[WHAT IS NEEDED] Output the data below in full, character for character.
---- DATASET
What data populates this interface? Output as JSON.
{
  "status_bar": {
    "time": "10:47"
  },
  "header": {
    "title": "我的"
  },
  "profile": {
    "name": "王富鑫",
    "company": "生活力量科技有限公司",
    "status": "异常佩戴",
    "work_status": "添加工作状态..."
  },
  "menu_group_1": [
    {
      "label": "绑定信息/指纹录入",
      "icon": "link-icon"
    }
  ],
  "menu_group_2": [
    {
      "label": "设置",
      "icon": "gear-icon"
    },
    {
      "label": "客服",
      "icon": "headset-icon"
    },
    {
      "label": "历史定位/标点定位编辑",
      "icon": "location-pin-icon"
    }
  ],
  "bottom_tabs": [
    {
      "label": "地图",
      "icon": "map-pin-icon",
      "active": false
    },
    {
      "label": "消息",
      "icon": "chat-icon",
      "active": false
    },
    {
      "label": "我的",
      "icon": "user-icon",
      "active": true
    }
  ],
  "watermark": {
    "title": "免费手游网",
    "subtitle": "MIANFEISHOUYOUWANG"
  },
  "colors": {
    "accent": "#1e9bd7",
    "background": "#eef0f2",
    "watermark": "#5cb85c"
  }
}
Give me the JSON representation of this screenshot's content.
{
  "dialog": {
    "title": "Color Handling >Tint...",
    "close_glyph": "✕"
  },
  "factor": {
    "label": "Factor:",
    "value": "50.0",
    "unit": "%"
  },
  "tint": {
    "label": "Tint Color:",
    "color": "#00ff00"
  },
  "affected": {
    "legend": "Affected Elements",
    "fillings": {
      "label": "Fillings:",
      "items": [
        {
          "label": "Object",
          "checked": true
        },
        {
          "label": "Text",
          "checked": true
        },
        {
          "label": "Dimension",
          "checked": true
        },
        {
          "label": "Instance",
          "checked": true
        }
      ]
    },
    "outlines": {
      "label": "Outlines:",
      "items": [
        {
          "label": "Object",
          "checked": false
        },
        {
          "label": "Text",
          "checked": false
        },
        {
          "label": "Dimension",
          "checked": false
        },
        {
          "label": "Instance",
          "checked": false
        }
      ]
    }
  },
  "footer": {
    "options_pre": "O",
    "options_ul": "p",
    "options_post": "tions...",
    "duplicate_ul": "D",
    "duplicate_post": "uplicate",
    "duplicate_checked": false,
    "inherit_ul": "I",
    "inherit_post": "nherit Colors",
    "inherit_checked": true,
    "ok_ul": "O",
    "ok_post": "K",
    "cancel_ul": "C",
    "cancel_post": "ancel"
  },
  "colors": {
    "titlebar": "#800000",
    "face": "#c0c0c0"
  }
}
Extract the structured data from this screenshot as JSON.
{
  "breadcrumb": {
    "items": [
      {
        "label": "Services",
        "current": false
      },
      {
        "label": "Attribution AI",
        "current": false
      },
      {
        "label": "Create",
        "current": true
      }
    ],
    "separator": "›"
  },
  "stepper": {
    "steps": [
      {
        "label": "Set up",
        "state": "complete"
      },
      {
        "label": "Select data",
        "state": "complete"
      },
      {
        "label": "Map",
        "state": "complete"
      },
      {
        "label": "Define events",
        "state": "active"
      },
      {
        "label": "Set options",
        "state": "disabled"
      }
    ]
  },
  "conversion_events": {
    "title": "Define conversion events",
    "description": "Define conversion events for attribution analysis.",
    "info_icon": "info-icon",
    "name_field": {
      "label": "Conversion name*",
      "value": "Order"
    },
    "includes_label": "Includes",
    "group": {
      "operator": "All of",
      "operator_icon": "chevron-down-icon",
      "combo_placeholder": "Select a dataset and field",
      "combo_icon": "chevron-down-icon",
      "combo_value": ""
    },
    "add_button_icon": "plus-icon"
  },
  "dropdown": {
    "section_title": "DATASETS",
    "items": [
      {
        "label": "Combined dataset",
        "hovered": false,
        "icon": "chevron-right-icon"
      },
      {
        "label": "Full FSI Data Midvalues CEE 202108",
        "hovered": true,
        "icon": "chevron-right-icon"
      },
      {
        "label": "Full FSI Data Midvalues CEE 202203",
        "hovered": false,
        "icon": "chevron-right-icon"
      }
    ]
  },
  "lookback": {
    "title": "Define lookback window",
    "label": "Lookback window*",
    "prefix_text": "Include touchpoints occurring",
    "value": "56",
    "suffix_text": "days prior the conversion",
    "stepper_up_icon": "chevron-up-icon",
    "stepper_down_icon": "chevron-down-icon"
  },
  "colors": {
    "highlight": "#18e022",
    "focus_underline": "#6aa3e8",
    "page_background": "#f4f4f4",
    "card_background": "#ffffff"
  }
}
--------
[EXPECTED OUTPUT]
What data populates this interface? Output as JSON.
{
  "status_bar": {
    "time": "10:47"
  },
  "header": {
    "title": "我的"
  },
  "profile": {
    "name": "王富鑫",
    "company": "生活力量科技有限公司",
    "status": "异常佩戴",
    "work_status": "添加工作状态..."
  },
  "menu_group_1": [
    {
      "label": "绑定信息/指纹录入",
      "icon": "link-icon"
    }
  ],
  "menu_group_2": [
    {
      "label": "设置",
      "icon": "gear-icon"
    },
    {
      "label": "客服",
      "icon": "headset-icon"
    },
    {
      "label": "历史定位/标点定位编辑",
      "icon": "location-pin-icon"
    }
  ],
  "bottom_tabs": [
    {
      "label": "地图",
      "icon": "map-pin-icon",
      "active": false
    },
    {
      "label": "消息",
      "icon": "chat-icon",
      "active": false
    },
    {
      "label": "我的",
      "icon": "user-icon",
      "active": true
    }
  ],
  "watermark": {
    "title": "免费手游网",
    "subtitle": "MIANFEISHOUYOUWANG"
  },
  "colors": {
    "accent": "#1e9bd7",
    "background": "#eef0f2",
    "watermark": "#5cb85c"
  }
}
Give me the JSON representation of this screenshot's content.
{
  "dialog": {
    "title": "Color Handling >Tint...",
    "close_glyph": "✕"
  },
  "factor": {
    "label": "Factor:",
    "value": "50.0",
    "unit": "%"
  },
  "tint": {
    "label": "Tint Color:",
    "color": "#00ff00"
  },
  "affected": {
    "legend": "Affected Elements",
    "fillings": {
      "label": "Fillings:",
      "items": [
        {
          "label": "Object",
          "checked": true
        },
        {
          "label": "Text",
          "checked": true
        },
        {
          "label": "Dimension",
          "checked": true
        },
        {
          "label": "Instance",
          "checked": true
        }
      ]
    },
    "outlines": {
      "label": "Outlines:",
      "items": [
        {
          "label": "Object",
          "checked": false
        },
        {
          "label": "Text",
          "checked": false
        },
        {
          "label": "Dimension",
          "checked": false
        },
        {
          "label": "Instance",
          "checked": false
        }
      ]
    }
  },
  "footer": {
    "options_pre": "O",
    "options_ul": "p",
    "options_post": "tions...",
    "duplicate_ul": "D",
    "duplicate_post": "uplicate",
    "duplicate_checked": false,
    "inherit_ul": "I",
    "inherit_post": "nherit Colors",
    "inherit_checked": true,
    "ok_ul": "O",
    "ok_post": "K",
    "cancel_ul": "C",
    "cancel_post": "ancel"
  },
  "colors": {
    "titlebar": "#800000",
    "face": "#c0c0c0"
  }
}
Extract the structured data from this screenshot as JSON.
{
  "breadcrumb": {
    "items": [
      {
        "label": "Services",
        "current": false
      },
      {
        "label": "Attribution AI",
        "current": false
      },
      {
        "label": "Create",
        "current": true
      }
    ],
    "separator": "›"
  },
  "stepper": {
    "steps": [
      {
        "label": "Set up",
        "state": "complete"
      },
      {
        "label": "Select data",
        "state": "complete"
      },
      {
        "label": "Map",
        "state": "complete"
      },
      {
        "label": "Define events",
        "state": "active"
      },
      {
        "label": "Set options",
        "state": "disabled"
      }
    ]
  },
  "conversion_events": {
    "title": "Define conversion events",
    "description": "Define conversion events for attribution analysis.",
    "info_icon": "info-icon",
    "name_field": {
      "label": "Conversion name*",
      "value": "Order"
    },
    "includes_label": "Includes",
    "group": {
      "operator": "All of",
      "operator_icon": "chevron-down-icon",
      "combo_placeholder": "Select a dataset and field",
      "combo_icon": "chevron-down-icon",
      "combo_value": ""
    },
    "add_button_icon": "plus-icon"
  },
  "dropdown": {
    "section_title": "DATASETS",
    "items": [
      {
        "label": "Combined dataset",
        "hovered": false,
        "icon": "chevron-right-icon"
      },
      {
        "label": "Full FSI Data Midvalues CEE 202108",
        "hovered": true,
        "icon": "chevron-right-icon"
      },
      {
        "label": "Full FSI Data Midvalues CEE 202203",
        "hovered": false,
        "icon": "chevron-right-icon"
      }
    ]
  },
  "lookback": {
    "title": "Define lookback window",
    "label": "Lookback window*",
    "prefix_text": "Include touchpoints occurring",
    "value": "56",
    "suffix_text": "days prior the conversion",
    "stepper_up_icon": "chevron-up-icon",
    "stepper_down_icon": "chevron-down-icon"
  },
  "colors": {
    "highlight": "#18e022",
    "focus_underline": "#6aa3e8",
    "page_background": "#f4f4f4",
    "card_background": "#ffffff"
  }
}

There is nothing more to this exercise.